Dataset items
-*-
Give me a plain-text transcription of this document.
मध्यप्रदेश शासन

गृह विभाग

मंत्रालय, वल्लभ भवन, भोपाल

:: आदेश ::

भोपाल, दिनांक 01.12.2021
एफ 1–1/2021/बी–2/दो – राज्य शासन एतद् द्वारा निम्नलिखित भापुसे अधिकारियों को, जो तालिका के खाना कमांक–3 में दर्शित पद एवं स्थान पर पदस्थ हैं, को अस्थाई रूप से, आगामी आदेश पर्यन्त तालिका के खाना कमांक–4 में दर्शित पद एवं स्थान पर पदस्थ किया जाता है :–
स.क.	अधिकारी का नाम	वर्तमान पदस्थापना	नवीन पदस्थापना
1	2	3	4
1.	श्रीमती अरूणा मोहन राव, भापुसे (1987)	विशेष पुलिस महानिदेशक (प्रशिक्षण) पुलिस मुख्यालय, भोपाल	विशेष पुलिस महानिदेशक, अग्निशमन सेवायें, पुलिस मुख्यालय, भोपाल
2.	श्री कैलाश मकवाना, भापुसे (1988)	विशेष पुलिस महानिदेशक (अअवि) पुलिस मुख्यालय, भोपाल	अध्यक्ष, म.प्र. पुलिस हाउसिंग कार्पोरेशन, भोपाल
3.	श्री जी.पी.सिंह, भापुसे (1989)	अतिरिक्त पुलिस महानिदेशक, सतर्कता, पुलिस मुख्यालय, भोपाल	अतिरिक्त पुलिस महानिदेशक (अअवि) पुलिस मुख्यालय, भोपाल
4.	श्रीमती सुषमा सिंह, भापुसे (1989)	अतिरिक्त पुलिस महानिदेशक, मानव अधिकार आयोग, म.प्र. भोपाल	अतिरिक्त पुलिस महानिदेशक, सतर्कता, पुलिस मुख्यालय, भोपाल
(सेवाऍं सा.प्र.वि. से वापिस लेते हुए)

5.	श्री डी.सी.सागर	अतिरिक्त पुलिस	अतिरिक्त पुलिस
-*-
→ Work instructions
Restate every entry word for word.

→ Full solution
Give me a plain-text transcription of this document.
मध्यप्रदेश शासन

गृह विभाग

मंत्रालय, वल्लभ भवन, भोपाल

:: आदेश ::

भोपाल, दिनांक 01.12.2021
एफ 1–1/2021/बी–2/दो – राज्य शासन एतद् द्वारा निम्नलिखित भापुसे अधिकारियों को, जो तालिका के खाना कमांक–3 में दर्शित पद एवं स्थान पर पदस्थ हैं, को अस्थाई रूप से, आगामी आदेश पर्यन्त तालिका के खाना कमांक–4 में दर्शित पद एवं स्थान पर पदस्थ किया जाता है :–
स.क.	अधिकारी का नाम	वर्तमान पदस्थापना	नवीन पदस्थापना
1	2	3	4
1.	श्रीमती अरूणा मोहन राव, भापुसे (1987)	विशेष पुलिस महानिदेशक (प्रशिक्षण) पुलिस मुख्यालय, भोपाल	विशेष पुलिस महानिदेशक, अग्निशमन सेवायें, पुलिस मुख्यालय, भोपाल
2.	श्री कैलाश मकवाना, भापुसे (1988)	विशेष पुलिस महानिदेशक (अअवि) पुलिस मुख्यालय, भोपाल	अध्यक्ष, म.प्र. पुलिस हाउसिंग कार्पोरेशन, भोपाल
3.	श्री जी.पी.सिंह, भापुसे (1989)	अतिरिक्त पुलिस महानिदेशक, सतर्कता, पुलिस मुख्यालय, भोपाल	अतिरिक्त पुलिस महानिदेशक (अअवि) पुलिस मुख्यालय, भोपाल
4.	श्रीमती सुषमा सिंह, भापुसे (1989)	अतिरिक्त पुलिस महानिदेशक, मानव अधिकार आयोग, म.प्र. भोपाल	अतिरिक्त पुलिस महानिदेशक, सतर्कता, पुलिस मुख्यालय, भोपाल
(सेवाऍं सा.प्र.वि. से वापिस लेते हुए)

5.	श्री डी.सी.सागर	अतिरिक्त पुलिस	अतिरिक्त पुलिस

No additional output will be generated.